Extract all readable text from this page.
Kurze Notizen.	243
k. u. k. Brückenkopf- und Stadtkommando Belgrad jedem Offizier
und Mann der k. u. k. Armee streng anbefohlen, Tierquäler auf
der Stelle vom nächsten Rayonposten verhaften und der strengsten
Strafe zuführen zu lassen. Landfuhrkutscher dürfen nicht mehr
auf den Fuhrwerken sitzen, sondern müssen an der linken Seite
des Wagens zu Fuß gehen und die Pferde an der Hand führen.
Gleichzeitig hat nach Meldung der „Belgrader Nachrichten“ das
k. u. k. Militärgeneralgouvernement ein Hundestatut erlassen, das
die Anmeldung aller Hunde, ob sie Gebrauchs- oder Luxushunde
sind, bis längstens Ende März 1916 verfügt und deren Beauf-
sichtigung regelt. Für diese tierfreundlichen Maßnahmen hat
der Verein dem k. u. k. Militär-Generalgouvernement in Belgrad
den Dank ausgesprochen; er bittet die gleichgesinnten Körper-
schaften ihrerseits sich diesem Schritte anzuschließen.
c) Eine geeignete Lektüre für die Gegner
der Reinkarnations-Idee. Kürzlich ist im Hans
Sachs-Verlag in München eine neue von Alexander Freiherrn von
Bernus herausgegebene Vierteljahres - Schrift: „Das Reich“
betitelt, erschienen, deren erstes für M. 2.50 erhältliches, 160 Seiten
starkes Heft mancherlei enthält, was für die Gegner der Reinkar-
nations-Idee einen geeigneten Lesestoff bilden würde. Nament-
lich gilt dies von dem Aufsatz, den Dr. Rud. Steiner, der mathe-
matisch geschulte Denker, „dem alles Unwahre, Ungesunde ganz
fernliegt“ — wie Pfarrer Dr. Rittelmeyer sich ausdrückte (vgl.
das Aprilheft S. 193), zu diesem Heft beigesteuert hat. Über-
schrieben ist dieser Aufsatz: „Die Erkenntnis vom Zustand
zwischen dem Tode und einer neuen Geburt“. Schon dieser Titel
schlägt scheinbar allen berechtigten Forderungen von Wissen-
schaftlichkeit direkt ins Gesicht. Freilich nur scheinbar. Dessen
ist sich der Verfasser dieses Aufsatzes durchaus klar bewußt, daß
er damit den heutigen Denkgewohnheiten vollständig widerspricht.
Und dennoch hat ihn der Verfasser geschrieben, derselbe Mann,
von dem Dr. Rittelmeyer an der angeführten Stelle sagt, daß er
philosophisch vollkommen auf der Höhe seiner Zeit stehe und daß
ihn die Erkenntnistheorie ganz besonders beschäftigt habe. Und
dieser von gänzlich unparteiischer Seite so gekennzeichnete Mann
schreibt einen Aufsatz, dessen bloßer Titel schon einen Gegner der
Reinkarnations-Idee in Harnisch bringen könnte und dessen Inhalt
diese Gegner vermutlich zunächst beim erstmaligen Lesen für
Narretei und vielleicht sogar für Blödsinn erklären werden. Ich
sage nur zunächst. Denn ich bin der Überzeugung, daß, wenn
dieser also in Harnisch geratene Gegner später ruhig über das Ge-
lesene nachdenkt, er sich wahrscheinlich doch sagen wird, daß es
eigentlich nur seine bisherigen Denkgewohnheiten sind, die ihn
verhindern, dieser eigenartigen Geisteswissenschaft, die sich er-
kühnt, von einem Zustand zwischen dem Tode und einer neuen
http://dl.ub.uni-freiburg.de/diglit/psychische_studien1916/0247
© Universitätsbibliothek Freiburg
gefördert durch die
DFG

────────

- WORK TO BE COMPLETED -
Set down the listing in full, keeping every word exactly as it is.

- RESULT OF THIS TASK -
Extract all readable text from this page.
Kurze Notizen.	243
k. u. k. Brückenkopf- und Stadtkommando Belgrad jedem Offizier
und Mann der k. u. k. Armee streng anbefohlen, Tierquäler auf
der Stelle vom nächsten Rayonposten verhaften und der strengsten
Strafe zuführen zu lassen. Landfuhrkutscher dürfen nicht mehr
auf den Fuhrwerken sitzen, sondern müssen an der linken Seite
des Wagens zu Fuß gehen und die Pferde an der Hand führen.
Gleichzeitig hat nach Meldung der „Belgrader Nachrichten“ das
k. u. k. Militärgeneralgouvernement ein Hundestatut erlassen, das
die Anmeldung aller Hunde, ob sie Gebrauchs- oder Luxushunde
sind, bis längstens Ende März 1916 verfügt und deren Beauf-
sichtigung regelt. Für diese tierfreundlichen Maßnahmen hat
der Verein dem k. u. k. Militär-Generalgouvernement in Belgrad
den Dank ausgesprochen; er bittet die gleichgesinnten Körper-
schaften ihrerseits sich diesem Schritte anzuschließen.
c) Eine geeignete Lektüre für die Gegner
der Reinkarnations-Idee. Kürzlich ist im Hans
Sachs-Verlag in München eine neue von Alexander Freiherrn von
Bernus herausgegebene Vierteljahres - Schrift: „Das Reich“
betitelt, erschienen, deren erstes für M. 2.50 erhältliches, 160 Seiten
starkes Heft mancherlei enthält, was für die Gegner der Reinkar-
nations-Idee einen geeigneten Lesestoff bilden würde. Nament-
lich gilt dies von dem Aufsatz, den Dr. Rud. Steiner, der mathe-
matisch geschulte Denker, „dem alles Unwahre, Ungesunde ganz
fernliegt“ — wie Pfarrer Dr. Rittelmeyer sich ausdrückte (vgl.
das Aprilheft S. 193), zu diesem Heft beigesteuert hat. Über-
schrieben ist dieser Aufsatz: „Die Erkenntnis vom Zustand
zwischen dem Tode und einer neuen Geburt“. Schon dieser Titel
schlägt scheinbar allen berechtigten Forderungen von Wissen-
schaftlichkeit direkt ins Gesicht. Freilich nur scheinbar. Dessen
ist sich der Verfasser dieses Aufsatzes durchaus klar bewußt, daß
er damit den heutigen Denkgewohnheiten vollständig widerspricht.
Und dennoch hat ihn der Verfasser geschrieben, derselbe Mann,
von dem Dr. Rittelmeyer an der angeführten Stelle sagt, daß er
philosophisch vollkommen auf der Höhe seiner Zeit stehe und daß
ihn die Erkenntnistheorie ganz besonders beschäftigt habe. Und
dieser von gänzlich unparteiischer Seite so gekennzeichnete Mann
schreibt einen Aufsatz, dessen bloßer Titel schon einen Gegner der
Reinkarnations-Idee in Harnisch bringen könnte und dessen Inhalt
diese Gegner vermutlich zunächst beim erstmaligen Lesen für
Narretei und vielleicht sogar für Blödsinn erklären werden. Ich
sage nur zunächst. Denn ich bin der Überzeugung, daß, wenn
dieser also in Harnisch geratene Gegner später ruhig über das Ge-
lesene nachdenkt, er sich wahrscheinlich doch sagen wird, daß es
eigentlich nur seine bisherigen Denkgewohnheiten sind, die ihn
verhindern, dieser eigenartigen Geisteswissenschaft, die sich er-
kühnt, von einem Zustand zwischen dem Tode und einer neuen
http://dl.ub.uni-freiburg.de/diglit/psychische_studien1916/0247
© Universitätsbibliothek Freiburg
gefördert durch die
DFG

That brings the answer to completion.